EXERCISE INSTRUCTIONS ▸ Extract every record, exactly as written, and ignore the pictures.

>> Start SOURCE MATERIAL

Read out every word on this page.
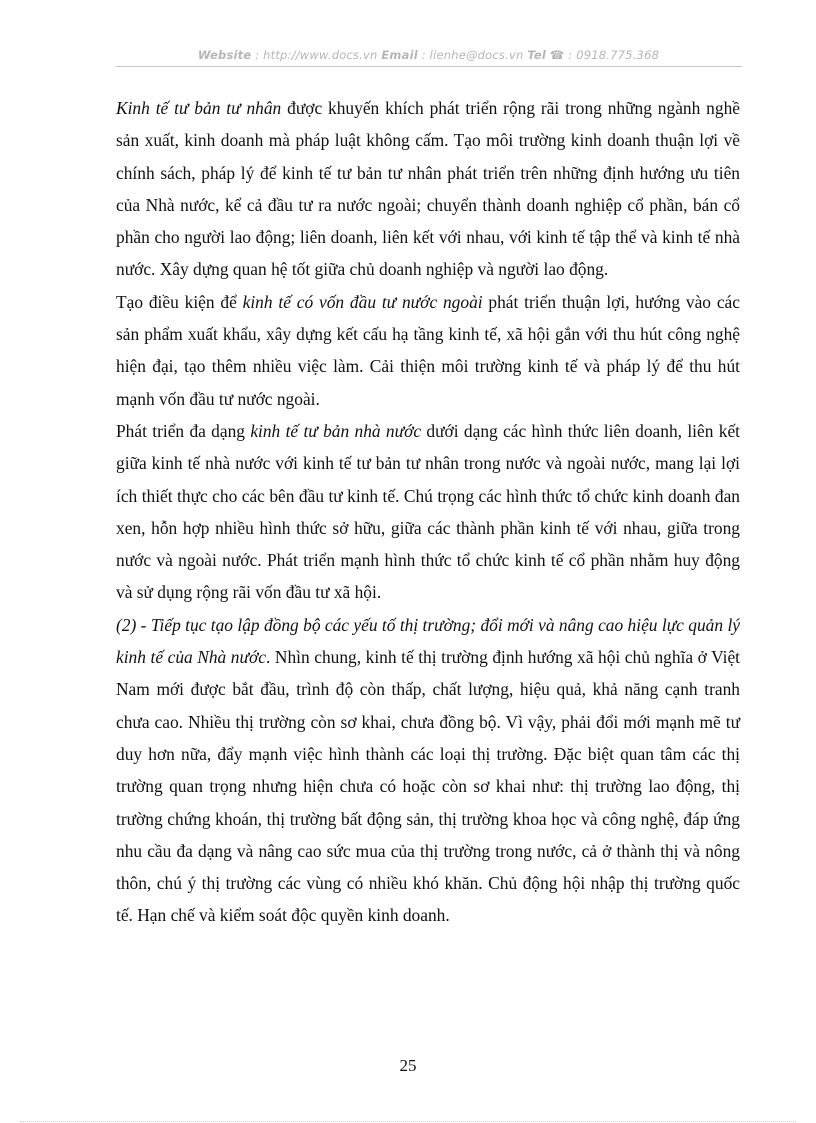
Website : http://www.docs.vn Email : lienhe@docs.vn Tel ☎ : 0918.775.368

Kinh tế tư bản tư nhân được khuyến khích phát triển rộng rãi trong những ngành nghề sản xuất, kinh doanh mà pháp luật không cấm. Tạo môi trường kinh doanh thuận lợi về chính sách, pháp lý để kinh tế tư bản tư nhân phát triển trên những định hướng ưu tiên của Nhà nước, kể cả đầu tư ra nước ngoài; chuyển thành doanh nghiệp cổ phần, bán cổ phần cho người lao động; liên doanh, liên kết với nhau, với kinh tế tập thể và kinh tế nhà nước. Xây dựng quan hệ tốt giữa chủ doanh nghiệp và người lao động.

Tạo điều kiện để kinh tế có vốn đầu tư nước ngoài phát triển thuận lợi, hướng vào các sản phẩm xuất khẩu, xây dựng kết cấu hạ tầng kinh tế, xã hội gắn với thu hút công nghệ hiện đại, tạo thêm nhiều việc làm. Cải thiện môi trường kinh tế và pháp lý để thu hút mạnh vốn đầu tư nước ngoài.

Phát triển đa dạng kinh tế tư bản nhà nước dưới dạng các hình thức liên doanh, liên kết giữa kinh tế nhà nước với kinh tế tư bản tư nhân trong nước và ngoài nước, mang lại lợi ích thiết thực cho các bên đầu tư kinh tế. Chú trọng các hình thức tổ chức kinh doanh đan xen, hỗn hợp nhiều hình thức sở hữu, giữa các thành phần kinh tế với nhau, giữa trong nước và ngoài nước. Phát triển mạnh hình thức tổ chức kinh tế cổ phần nhằm huy động và sử dụng rộng rãi vốn đầu tư xã hội.

(2) - Tiếp tục tạo lập đồng bộ các yếu tố thị trường; đổi mới và nâng cao hiệu lực quản lý kinh tế của Nhà nước. Nhìn chung, kinh tế thị trường định hướng xã hội chủ nghĩa ở Việt Nam mới được bắt đầu, trình độ còn thấp, chất lượng, hiệu quả, khả năng cạnh tranh chưa cao. Nhiều thị trường còn sơ khai, chưa đồng bộ. Vì vậy, phải đổi mới mạnh mẽ tư duy hơn nữa, đẩy mạnh việc hình thành các loại thị trường. Đặc biệt quan tâm các thị trường quan trọng nhưng hiện chưa có hoặc còn sơ khai như: thị trường lao động, thị trường chứng khoán, thị trường bất động sản, thị trường khoa học và công nghệ, đáp ứng nhu cầu đa dạng và nâng cao sức mua của thị trường trong nước, cả ở thành thị và nông thôn, chú ý thị trường các vùng có nhiều khó khăn. Chủ động hội nhập thị trường quốc tế. Hạn chế và kiểm soát độc quyền kinh doanh.

25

>> End SOURCE MATERIAL

ANSWER TO THE PROBLEM ▸
Read out every word on this page.
Website : http://www.docs.vn Email : lienhe@docs.vn Tel ☎ : 0918.775.368

Kinh tế tư bản tư nhân được khuyến khích phát triển rộng rãi trong những ngành nghề sản xuất, kinh doanh mà pháp luật không cấm. Tạo môi trường kinh doanh thuận lợi về chính sách, pháp lý để kinh tế tư bản tư nhân phát triển trên những định hướng ưu tiên của Nhà nước, kể cả đầu tư ra nước ngoài; chuyển thành doanh nghiệp cổ phần, bán cổ phần cho người lao động; liên doanh, liên kết với nhau, với kinh tế tập thể và kinh tế nhà nước. Xây dựng quan hệ tốt giữa chủ doanh nghiệp và người lao động.

Tạo điều kiện để kinh tế có vốn đầu tư nước ngoài phát triển thuận lợi, hướng vào các sản phẩm xuất khẩu, xây dựng kết cấu hạ tầng kinh tế, xã hội gắn với thu hút công nghệ hiện đại, tạo thêm nhiều việc làm. Cải thiện môi trường kinh tế và pháp lý để thu hút mạnh vốn đầu tư nước ngoài.

Phát triển đa dạng kinh tế tư bản nhà nước dưới dạng các hình thức liên doanh, liên kết giữa kinh tế nhà nước với kinh tế tư bản tư nhân trong nước và ngoài nước, mang lại lợi ích thiết thực cho các bên đầu tư kinh tế. Chú trọng các hình thức tổ chức kinh doanh đan xen, hỗn hợp nhiều hình thức sở hữu, giữa các thành phần kinh tế với nhau, giữa trong nước và ngoài nước. Phát triển mạnh hình thức tổ chức kinh tế cổ phần nhằm huy động và sử dụng rộng rãi vốn đầu tư xã hội.

(2) - Tiếp tục tạo lập đồng bộ các yếu tố thị trường; đổi mới và nâng cao hiệu lực quản lý kinh tế của Nhà nước. Nhìn chung, kinh tế thị trường định hướng xã hội chủ nghĩa ở Việt Nam mới được bắt đầu, trình độ còn thấp, chất lượng, hiệu quả, khả năng cạnh tranh chưa cao. Nhiều thị trường còn sơ khai, chưa đồng bộ. Vì vậy, phải đổi mới mạnh mẽ tư duy hơn nữa, đẩy mạnh việc hình thành các loại thị trường. Đặc biệt quan tâm các thị trường quan trọng nhưng hiện chưa có hoặc còn sơ khai như: thị trường lao động, thị trường chứng khoán, thị trường bất động sản, thị trường khoa học và công nghệ, đáp ứng nhu cầu đa dạng và nâng cao sức mua của thị trường trong nước, cả ở thành thị và nông thôn, chú ý thị trường các vùng có nhiều khó khăn. Chủ động hội nhập thị trường quốc tế. Hạn chế và kiểm soát độc quyền kinh doanh.

25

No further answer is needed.